Exercise brief. Scan the entries below and extract each line with the word "cofano" in it.

Raw records.
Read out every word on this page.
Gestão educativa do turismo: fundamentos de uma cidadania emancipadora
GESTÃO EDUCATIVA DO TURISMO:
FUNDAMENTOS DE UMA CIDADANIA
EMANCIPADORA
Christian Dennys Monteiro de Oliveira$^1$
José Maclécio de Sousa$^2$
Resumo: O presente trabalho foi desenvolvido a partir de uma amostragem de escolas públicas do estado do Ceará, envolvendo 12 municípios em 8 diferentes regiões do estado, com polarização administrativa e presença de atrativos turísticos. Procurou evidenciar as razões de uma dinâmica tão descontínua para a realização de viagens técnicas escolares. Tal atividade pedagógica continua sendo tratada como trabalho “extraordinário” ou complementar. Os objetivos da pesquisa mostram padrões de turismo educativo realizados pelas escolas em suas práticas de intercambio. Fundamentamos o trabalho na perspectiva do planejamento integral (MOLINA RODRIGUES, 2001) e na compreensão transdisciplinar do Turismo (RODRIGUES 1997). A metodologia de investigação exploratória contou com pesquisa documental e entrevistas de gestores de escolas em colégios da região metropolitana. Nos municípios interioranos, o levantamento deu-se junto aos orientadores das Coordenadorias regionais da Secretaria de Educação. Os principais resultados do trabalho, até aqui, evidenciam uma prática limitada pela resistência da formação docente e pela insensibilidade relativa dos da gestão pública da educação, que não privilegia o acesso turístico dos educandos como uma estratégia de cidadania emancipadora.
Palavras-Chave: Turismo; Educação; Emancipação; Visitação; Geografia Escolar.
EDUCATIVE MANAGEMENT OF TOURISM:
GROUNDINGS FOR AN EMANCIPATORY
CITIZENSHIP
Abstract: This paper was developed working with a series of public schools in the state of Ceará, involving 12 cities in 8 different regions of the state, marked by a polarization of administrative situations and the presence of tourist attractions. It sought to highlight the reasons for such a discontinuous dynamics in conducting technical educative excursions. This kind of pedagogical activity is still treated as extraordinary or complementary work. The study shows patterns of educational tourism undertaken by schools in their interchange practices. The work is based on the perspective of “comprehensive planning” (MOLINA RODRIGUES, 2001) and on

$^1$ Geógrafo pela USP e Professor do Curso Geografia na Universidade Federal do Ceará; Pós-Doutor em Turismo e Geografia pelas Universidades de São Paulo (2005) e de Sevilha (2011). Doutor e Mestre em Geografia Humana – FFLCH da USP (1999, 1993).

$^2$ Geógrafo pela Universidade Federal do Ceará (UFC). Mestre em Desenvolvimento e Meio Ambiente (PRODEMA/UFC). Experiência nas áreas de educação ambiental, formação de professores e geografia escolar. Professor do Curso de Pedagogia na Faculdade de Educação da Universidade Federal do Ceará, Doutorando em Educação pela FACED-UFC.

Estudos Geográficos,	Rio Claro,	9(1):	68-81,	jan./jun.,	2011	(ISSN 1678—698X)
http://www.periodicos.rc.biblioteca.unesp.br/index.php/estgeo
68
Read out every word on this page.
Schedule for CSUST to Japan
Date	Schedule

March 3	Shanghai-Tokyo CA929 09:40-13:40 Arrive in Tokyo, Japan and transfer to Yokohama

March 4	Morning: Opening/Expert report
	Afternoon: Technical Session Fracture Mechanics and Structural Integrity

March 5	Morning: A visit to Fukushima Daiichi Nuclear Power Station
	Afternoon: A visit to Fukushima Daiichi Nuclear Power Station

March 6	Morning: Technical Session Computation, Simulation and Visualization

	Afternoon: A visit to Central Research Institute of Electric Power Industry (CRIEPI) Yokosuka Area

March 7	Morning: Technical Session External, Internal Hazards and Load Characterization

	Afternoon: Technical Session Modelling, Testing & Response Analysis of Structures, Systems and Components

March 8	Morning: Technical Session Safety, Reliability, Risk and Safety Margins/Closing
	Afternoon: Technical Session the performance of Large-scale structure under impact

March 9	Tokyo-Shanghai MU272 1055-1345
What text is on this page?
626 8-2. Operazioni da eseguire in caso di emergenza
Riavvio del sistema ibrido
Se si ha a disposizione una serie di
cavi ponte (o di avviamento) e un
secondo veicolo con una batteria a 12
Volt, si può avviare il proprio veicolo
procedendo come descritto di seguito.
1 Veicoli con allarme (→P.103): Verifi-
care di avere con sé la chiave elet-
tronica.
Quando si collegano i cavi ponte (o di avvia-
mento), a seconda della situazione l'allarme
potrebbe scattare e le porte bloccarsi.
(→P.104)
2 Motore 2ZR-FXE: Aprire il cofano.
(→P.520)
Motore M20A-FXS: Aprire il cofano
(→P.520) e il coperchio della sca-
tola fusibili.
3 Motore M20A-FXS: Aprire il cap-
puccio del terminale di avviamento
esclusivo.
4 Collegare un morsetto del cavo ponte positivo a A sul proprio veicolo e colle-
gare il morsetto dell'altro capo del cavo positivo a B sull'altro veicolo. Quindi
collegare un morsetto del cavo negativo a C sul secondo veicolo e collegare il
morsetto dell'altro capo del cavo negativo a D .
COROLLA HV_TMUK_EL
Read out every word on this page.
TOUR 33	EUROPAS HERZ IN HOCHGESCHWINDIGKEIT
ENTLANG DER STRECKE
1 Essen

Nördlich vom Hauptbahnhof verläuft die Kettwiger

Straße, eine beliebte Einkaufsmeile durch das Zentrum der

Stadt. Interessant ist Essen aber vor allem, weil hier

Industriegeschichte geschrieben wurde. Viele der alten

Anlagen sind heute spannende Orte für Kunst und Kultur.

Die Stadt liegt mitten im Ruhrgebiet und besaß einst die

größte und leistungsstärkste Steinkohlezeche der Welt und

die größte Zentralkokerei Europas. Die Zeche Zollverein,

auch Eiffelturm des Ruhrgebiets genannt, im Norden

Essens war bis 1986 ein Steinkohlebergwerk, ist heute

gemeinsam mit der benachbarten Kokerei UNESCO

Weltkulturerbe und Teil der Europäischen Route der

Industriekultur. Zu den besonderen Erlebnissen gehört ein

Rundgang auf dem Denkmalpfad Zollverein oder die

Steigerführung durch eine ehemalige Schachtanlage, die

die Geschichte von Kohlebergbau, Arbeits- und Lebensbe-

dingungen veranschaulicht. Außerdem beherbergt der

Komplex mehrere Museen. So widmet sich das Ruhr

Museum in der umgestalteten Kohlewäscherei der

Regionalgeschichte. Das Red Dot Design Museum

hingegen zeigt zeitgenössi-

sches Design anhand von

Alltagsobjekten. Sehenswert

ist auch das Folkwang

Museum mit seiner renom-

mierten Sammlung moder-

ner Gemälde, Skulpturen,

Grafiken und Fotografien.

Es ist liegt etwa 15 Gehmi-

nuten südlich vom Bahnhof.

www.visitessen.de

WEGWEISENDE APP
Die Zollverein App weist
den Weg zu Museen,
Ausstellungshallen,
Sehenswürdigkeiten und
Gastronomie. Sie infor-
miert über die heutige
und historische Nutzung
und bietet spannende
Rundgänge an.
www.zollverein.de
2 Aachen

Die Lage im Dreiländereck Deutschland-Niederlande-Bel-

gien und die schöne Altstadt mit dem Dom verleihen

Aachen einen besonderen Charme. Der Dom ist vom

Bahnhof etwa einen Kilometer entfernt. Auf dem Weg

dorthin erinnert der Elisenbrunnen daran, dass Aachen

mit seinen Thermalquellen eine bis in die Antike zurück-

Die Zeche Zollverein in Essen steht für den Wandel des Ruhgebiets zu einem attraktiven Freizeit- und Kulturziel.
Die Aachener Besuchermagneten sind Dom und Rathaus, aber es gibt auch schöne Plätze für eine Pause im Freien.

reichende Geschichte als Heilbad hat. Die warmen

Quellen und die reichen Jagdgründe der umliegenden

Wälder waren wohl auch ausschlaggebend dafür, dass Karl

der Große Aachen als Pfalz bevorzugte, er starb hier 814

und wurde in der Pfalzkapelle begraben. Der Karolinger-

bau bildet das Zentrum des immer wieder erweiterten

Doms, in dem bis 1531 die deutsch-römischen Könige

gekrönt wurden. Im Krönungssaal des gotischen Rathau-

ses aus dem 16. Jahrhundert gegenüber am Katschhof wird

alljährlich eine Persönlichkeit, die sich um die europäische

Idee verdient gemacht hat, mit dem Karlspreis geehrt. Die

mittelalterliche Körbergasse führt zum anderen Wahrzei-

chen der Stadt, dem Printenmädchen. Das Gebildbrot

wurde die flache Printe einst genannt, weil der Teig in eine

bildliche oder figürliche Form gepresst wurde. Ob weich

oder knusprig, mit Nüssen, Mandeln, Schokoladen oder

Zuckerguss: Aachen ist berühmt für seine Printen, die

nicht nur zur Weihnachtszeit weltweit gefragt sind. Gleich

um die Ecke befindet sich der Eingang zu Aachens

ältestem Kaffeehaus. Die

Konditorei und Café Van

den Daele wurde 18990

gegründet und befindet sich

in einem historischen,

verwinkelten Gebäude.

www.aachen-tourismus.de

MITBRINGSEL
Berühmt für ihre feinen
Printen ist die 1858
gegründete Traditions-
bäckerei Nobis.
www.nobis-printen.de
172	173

Response for this exercise.
2 Motore 2ZR-FXE: Aprire il cofano.
Motore M20A-FXS: Aprire il cofano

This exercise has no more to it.